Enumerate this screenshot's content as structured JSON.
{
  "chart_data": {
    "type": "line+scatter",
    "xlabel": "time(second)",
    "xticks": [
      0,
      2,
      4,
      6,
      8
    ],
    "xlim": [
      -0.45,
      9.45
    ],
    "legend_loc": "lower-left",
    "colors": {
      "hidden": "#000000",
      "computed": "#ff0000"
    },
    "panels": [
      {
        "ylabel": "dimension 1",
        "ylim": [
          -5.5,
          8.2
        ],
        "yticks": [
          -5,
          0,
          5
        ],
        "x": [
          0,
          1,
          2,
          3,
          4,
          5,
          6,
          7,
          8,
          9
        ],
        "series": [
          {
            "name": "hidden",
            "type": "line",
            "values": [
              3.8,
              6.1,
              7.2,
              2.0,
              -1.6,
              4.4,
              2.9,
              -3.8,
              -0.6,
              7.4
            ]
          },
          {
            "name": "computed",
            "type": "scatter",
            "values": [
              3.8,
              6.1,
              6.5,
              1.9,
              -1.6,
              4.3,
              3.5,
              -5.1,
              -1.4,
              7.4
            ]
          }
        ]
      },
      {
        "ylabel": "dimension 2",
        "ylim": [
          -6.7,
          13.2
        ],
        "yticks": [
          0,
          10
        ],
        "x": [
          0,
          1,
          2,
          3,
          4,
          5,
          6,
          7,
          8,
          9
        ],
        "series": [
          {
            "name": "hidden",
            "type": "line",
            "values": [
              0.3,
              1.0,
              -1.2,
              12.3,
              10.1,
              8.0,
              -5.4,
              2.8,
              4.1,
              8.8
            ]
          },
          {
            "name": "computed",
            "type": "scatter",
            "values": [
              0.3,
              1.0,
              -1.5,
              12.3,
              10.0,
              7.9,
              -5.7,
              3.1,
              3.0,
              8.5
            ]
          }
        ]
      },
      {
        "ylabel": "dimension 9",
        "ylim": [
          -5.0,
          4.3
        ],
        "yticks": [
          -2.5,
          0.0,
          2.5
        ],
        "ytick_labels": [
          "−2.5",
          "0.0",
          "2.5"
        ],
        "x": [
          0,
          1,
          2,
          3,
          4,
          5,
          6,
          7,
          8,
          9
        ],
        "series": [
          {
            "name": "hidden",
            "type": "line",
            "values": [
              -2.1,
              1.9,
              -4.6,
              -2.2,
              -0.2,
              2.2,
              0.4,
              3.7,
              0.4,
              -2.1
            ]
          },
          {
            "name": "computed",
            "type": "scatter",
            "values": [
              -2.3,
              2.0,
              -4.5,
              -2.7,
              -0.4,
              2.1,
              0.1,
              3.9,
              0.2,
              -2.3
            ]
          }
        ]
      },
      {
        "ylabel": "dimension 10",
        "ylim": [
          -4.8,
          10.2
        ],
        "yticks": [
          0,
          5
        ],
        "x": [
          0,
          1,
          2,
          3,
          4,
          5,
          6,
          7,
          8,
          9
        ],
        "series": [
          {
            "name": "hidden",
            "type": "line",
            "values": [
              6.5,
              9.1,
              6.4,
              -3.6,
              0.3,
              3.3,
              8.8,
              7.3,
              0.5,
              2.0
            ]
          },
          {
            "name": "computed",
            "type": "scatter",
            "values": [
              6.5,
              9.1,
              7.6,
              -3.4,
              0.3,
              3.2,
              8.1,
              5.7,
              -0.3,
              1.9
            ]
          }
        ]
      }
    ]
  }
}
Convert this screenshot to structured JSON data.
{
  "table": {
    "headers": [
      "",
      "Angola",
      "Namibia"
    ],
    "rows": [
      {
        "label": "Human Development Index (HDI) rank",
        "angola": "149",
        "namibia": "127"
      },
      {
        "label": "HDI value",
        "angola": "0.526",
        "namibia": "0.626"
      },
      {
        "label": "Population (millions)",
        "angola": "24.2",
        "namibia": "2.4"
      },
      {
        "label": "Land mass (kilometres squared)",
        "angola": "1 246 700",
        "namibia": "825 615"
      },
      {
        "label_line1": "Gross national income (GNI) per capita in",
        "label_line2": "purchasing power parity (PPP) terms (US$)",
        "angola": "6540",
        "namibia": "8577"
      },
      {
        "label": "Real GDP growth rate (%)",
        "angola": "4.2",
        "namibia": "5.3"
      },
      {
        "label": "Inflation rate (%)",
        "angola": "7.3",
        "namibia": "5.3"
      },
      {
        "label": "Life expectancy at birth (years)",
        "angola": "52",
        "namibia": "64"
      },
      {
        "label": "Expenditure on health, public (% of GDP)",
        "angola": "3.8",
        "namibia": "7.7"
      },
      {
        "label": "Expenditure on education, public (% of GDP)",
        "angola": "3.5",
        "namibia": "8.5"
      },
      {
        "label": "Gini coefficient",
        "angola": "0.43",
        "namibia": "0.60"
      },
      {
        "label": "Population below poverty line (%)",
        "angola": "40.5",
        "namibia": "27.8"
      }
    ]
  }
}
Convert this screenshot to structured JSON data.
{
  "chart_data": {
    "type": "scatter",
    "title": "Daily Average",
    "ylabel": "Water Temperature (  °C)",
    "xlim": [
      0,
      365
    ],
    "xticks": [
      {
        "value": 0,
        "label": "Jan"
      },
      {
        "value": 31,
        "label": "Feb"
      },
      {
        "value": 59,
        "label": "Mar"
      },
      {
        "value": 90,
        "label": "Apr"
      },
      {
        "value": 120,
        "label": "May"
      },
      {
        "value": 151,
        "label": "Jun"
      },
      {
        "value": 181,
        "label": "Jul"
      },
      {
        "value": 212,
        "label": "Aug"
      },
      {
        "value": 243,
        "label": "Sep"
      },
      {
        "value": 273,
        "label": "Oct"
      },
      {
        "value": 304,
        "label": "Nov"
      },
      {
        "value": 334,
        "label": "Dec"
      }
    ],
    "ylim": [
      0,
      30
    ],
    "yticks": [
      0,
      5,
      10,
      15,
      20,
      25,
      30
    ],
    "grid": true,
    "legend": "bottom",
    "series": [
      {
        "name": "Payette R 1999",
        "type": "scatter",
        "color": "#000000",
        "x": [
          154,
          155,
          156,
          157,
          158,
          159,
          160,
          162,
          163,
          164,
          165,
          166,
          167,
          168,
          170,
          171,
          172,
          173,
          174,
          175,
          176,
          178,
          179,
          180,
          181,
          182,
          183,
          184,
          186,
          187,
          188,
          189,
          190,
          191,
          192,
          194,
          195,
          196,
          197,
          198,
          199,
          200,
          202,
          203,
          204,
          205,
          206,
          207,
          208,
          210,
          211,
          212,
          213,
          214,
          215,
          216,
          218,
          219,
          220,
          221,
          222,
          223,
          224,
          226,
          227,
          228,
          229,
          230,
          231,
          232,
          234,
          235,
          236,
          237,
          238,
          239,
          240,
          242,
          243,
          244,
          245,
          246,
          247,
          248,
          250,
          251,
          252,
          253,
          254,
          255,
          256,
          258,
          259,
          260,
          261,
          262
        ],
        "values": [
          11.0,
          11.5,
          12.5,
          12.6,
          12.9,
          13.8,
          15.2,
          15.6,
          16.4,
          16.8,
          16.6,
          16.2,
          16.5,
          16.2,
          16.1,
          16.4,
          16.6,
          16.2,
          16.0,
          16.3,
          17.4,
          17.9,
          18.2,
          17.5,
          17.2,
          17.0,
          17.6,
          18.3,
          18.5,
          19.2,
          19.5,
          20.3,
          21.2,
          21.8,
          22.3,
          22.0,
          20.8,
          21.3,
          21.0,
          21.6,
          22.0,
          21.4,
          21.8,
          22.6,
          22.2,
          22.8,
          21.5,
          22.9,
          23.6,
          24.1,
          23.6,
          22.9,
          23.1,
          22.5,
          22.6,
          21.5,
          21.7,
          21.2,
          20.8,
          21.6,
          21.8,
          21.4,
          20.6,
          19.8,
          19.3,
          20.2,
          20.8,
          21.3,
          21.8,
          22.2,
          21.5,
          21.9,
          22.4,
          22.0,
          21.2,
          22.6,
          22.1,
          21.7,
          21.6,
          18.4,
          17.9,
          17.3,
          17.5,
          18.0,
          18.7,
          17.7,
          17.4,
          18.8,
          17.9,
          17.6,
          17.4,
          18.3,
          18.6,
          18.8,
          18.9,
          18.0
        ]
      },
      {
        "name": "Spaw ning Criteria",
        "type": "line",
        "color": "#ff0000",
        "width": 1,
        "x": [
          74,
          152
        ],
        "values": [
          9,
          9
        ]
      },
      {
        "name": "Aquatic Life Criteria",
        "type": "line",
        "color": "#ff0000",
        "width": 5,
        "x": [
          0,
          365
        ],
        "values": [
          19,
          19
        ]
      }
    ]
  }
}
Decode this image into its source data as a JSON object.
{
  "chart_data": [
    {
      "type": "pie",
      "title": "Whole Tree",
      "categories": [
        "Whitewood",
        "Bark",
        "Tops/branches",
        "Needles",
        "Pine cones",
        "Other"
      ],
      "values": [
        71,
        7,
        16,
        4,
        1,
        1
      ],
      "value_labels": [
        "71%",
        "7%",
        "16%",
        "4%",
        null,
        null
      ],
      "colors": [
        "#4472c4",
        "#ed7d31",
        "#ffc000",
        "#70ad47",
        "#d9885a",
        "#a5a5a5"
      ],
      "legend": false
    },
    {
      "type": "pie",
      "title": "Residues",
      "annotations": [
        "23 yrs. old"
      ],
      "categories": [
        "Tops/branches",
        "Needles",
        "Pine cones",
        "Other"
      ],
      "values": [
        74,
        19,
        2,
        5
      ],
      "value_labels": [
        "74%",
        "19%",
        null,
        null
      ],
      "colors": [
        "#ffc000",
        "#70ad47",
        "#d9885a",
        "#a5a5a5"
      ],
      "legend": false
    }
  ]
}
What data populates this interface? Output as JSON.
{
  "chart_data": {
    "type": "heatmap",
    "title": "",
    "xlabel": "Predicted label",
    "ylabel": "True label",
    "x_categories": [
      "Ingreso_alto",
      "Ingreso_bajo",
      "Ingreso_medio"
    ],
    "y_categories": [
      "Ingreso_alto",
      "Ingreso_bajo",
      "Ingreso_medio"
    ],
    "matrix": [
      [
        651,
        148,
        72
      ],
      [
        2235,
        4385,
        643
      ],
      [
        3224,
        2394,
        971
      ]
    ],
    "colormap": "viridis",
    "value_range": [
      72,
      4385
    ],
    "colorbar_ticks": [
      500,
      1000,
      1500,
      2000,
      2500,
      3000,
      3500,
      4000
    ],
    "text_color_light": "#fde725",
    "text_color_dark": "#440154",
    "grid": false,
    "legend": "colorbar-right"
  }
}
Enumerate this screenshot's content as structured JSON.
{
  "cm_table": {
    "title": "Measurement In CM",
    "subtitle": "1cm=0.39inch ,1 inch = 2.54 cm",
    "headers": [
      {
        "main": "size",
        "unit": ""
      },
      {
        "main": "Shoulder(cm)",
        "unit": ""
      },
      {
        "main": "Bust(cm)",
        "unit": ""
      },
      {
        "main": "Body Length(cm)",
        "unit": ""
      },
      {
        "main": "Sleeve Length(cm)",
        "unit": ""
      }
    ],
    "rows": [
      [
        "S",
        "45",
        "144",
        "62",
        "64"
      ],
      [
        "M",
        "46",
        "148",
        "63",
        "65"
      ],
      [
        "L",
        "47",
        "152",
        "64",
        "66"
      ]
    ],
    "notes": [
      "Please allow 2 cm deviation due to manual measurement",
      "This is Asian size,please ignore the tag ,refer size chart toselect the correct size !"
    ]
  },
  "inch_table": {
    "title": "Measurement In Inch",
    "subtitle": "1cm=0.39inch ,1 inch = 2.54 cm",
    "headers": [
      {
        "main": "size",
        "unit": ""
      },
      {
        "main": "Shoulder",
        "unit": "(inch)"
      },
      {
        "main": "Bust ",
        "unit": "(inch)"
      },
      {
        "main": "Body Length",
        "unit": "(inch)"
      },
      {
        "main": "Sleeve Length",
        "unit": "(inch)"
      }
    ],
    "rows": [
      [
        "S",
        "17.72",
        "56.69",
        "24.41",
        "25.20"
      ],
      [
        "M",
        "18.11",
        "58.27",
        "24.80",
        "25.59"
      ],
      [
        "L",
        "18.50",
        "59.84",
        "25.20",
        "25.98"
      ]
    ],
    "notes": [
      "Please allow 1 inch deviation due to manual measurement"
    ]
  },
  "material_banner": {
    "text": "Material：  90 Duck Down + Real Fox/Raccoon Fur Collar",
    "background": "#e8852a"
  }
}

====

Check each line of the records above for "Length", and copy those that have it.

**Task result:**
        "main": "Body Length(cm)",
        "main": "Sleeve Length(cm)",
        "main": "Body Length",
        "main": "Sleeve Length",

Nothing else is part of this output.